◆ WRITTEN EXERCISE: Copy the data exactly; pictures stay out of the copy.

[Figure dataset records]
====================

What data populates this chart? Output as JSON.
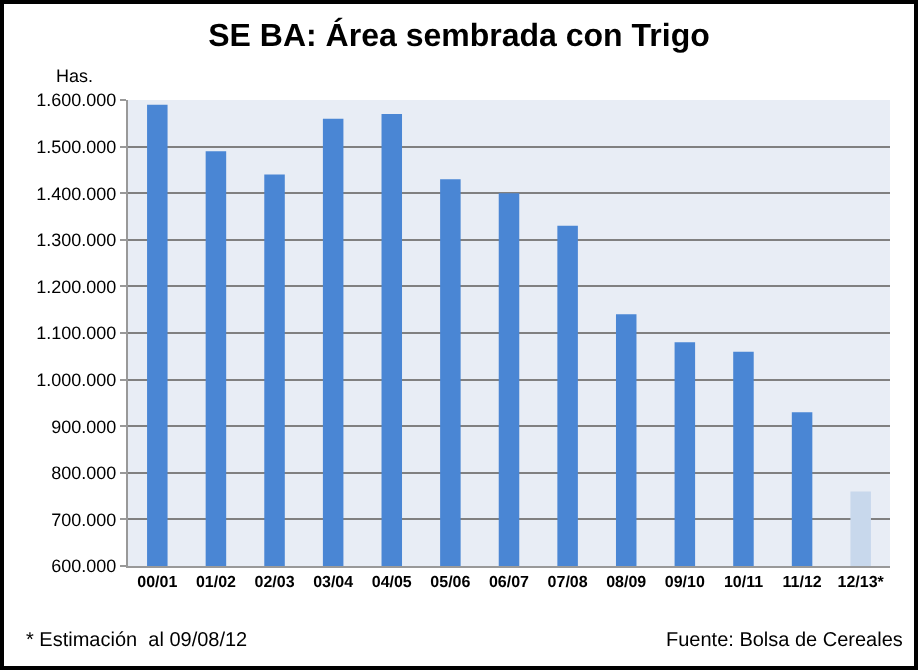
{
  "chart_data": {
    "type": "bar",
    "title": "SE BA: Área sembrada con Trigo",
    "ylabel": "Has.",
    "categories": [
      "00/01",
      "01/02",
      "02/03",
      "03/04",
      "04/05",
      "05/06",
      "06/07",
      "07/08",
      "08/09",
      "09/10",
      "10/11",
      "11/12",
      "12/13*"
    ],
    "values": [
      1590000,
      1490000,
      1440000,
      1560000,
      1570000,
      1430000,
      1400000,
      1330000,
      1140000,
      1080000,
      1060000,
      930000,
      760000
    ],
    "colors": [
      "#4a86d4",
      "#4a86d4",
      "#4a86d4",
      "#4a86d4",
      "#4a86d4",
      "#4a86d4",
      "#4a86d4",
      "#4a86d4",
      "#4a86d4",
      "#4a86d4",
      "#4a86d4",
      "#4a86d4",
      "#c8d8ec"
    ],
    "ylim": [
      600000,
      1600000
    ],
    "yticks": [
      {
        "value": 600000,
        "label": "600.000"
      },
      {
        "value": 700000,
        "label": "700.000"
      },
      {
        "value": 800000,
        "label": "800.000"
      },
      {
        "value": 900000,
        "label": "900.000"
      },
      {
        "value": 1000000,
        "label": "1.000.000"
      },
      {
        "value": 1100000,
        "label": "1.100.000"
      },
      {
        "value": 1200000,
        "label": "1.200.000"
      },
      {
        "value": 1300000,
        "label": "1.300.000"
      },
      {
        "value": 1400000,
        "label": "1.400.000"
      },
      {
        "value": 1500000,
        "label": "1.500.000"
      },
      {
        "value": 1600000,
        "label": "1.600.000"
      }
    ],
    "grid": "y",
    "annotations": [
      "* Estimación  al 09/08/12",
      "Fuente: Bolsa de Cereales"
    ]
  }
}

====================

◆ THE ANSWER:
What data populates this chart? Output as JSON.
{
  "chart_data": {
    "type": "bar",
    "title": "SE BA: Área sembrada con Trigo",
    "ylabel": "Has.",
    "categories": [
      "00/01",
      "01/02",
      "02/03",
      "03/04",
      "04/05",
      "05/06",
      "06/07",
      "07/08",
      "08/09",
      "09/10",
      "10/11",
      "11/12",
      "12/13*"
    ],
    "values": [
      1590000,
      1490000,
      1440000,
      1560000,
      1570000,
      1430000,
      1400000,
      1330000,
      1140000,
      1080000,
      1060000,
      930000,
      760000
    ],
    "colors": [
      "#4a86d4",
      "#4a86d4",
      "#4a86d4",
      "#4a86d4",
      "#4a86d4",
      "#4a86d4",
      "#4a86d4",
      "#4a86d4",
      "#4a86d4",
      "#4a86d4",
      "#4a86d4",
      "#4a86d4",
      "#c8d8ec"
    ],
    "ylim": [
      600000,
      1600000
    ],
    "yticks": [
      {
        "value": 600000,
        "label": "600.000"
      },
      {
        "value": 700000,
        "label": "700.000"
      },
      {
        "value": 800000,
        "label": "800.000"
      },
      {
        "value": 900000,
        "label": "900.000"
      },
      {
        "value": 1000000,
        "label": "1.000.000"
      },
      {
        "value": 1100000,
        "label": "1.100.000"
      },
      {
        "value": 1200000,
        "label": "1.200.000"
      },
      {
        "value": 1300000,
        "label": "1.300.000"
      },
      {
        "value": 1400000,
        "label": "1.400.000"
      },
      {
        "value": 1500000,
        "label": "1.500.000"
      },
      {
        "value": 1600000,
        "label": "1.600.000"
      }
    ],
    "grid": "y",
    "annotations": [
      "* Estimación  al 09/08/12",
      "Fuente: Bolsa de Cereales"
    ]
  }
}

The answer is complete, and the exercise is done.